__Aim of the task__
Retype the material that follows, keeping every word as it is.
──────── Dataset records
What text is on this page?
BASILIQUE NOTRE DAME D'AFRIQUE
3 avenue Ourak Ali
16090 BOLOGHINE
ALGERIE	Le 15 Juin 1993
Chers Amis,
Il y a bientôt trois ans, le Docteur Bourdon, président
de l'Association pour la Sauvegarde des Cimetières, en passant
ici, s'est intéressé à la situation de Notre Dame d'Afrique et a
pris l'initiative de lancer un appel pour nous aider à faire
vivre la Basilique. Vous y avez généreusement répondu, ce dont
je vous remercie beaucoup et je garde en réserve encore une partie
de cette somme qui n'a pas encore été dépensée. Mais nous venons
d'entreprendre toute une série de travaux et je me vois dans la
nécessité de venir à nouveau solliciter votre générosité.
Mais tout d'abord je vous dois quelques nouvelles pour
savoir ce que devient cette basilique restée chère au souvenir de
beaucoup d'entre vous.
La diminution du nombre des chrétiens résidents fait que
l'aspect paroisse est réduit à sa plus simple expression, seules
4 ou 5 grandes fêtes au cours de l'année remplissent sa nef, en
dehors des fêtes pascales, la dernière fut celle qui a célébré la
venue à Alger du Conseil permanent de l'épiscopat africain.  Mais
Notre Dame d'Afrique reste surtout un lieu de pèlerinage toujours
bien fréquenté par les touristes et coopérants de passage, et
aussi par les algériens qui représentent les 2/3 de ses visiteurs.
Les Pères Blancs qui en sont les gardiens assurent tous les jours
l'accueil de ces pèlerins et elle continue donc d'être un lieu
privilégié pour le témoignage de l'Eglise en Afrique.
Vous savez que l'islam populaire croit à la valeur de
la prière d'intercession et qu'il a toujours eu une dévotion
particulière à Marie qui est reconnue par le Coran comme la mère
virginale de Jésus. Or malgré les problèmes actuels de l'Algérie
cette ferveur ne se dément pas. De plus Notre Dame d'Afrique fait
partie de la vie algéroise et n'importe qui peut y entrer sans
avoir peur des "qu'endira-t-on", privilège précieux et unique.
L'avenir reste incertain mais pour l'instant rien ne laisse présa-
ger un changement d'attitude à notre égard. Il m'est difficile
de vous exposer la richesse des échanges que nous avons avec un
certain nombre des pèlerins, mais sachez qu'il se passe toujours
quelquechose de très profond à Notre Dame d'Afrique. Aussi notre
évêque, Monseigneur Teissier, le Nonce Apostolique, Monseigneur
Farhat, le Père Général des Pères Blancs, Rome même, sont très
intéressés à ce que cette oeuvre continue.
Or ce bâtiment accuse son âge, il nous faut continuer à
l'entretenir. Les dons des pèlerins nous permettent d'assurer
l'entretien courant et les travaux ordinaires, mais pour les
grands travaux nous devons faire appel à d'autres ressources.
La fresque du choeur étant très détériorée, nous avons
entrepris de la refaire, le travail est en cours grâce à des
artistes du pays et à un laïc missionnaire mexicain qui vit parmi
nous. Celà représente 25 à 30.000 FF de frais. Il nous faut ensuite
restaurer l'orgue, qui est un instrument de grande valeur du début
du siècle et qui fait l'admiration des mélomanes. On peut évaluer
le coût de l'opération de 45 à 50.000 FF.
────────────────
__Solution to the problem__
What text is on this page?
BASILIQUE NOTRE DAME D'AFRIQUE
3 avenue Ourak Ali
16090 BOLOGHINE
ALGERIE	Le 15 Juin 1993
Chers Amis,
Il y a bientôt trois ans, le Docteur Bourdon, président
de l'Association pour la Sauvegarde des Cimetières, en passant
ici, s'est intéressé à la situation de Notre Dame d'Afrique et a
pris l'initiative de lancer un appel pour nous aider à faire
vivre la Basilique. Vous y avez généreusement répondu, ce dont
je vous remercie beaucoup et je garde en réserve encore une partie
de cette somme qui n'a pas encore été dépensée. Mais nous venons
d'entreprendre toute une série de travaux et je me vois dans la
nécessité de venir à nouveau solliciter votre générosité.
Mais tout d'abord je vous dois quelques nouvelles pour
savoir ce que devient cette basilique restée chère au souvenir de
beaucoup d'entre vous.
La diminution du nombre des chrétiens résidents fait que
l'aspect paroisse est réduit à sa plus simple expression, seules
4 ou 5 grandes fêtes au cours de l'année remplissent sa nef, en
dehors des fêtes pascales, la dernière fut celle qui a célébré la
venue à Alger du Conseil permanent de l'épiscopat africain.  Mais
Notre Dame d'Afrique reste surtout un lieu de pèlerinage toujours
bien fréquenté par les touristes et coopérants de passage, et
aussi par les algériens qui représentent les 2/3 de ses visiteurs.
Les Pères Blancs qui en sont les gardiens assurent tous les jours
l'accueil de ces pèlerins et elle continue donc d'être un lieu
privilégié pour le témoignage de l'Eglise en Afrique.
Vous savez que l'islam populaire croit à la valeur de
la prière d'intercession et qu'il a toujours eu une dévotion
particulière à Marie qui est reconnue par le Coran comme la mère
virginale de Jésus. Or malgré les problèmes actuels de l'Algérie
cette ferveur ne se dément pas. De plus Notre Dame d'Afrique fait
partie de la vie algéroise et n'importe qui peut y entrer sans
avoir peur des "qu'endira-t-on", privilège précieux et unique.
L'avenir reste incertain mais pour l'instant rien ne laisse présa-
ger un changement d'attitude à notre égard. Il m'est difficile
de vous exposer la richesse des échanges que nous avons avec un
certain nombre des pèlerins, mais sachez qu'il se passe toujours
quelquechose de très profond à Notre Dame d'Afrique. Aussi notre
évêque, Monseigneur Teissier, le Nonce Apostolique, Monseigneur
Farhat, le Père Général des Pères Blancs, Rome même, sont très
intéressés à ce que cette oeuvre continue.
Or ce bâtiment accuse son âge, il nous faut continuer à
l'entretenir. Les dons des pèlerins nous permettent d'assurer
l'entretien courant et les travaux ordinaires, mais pour les
grands travaux nous devons faire appel à d'autres ressources.
La fresque du choeur étant très détériorée, nous avons
entrepris de la refaire, le travail est en cours grâce à des
artistes du pays et à un laïc missionnaire mexicain qui vit parmi
nous. Celà représente 25 à 30.000 FF de frais. Il nous faut ensuite
restaurer l'orgue, qui est un instrument de grande valeur du début
du siècle et qui fait l'admiration des mélomanes. On peut évaluer
le coût de l'opération de 45 à 50.000 FF.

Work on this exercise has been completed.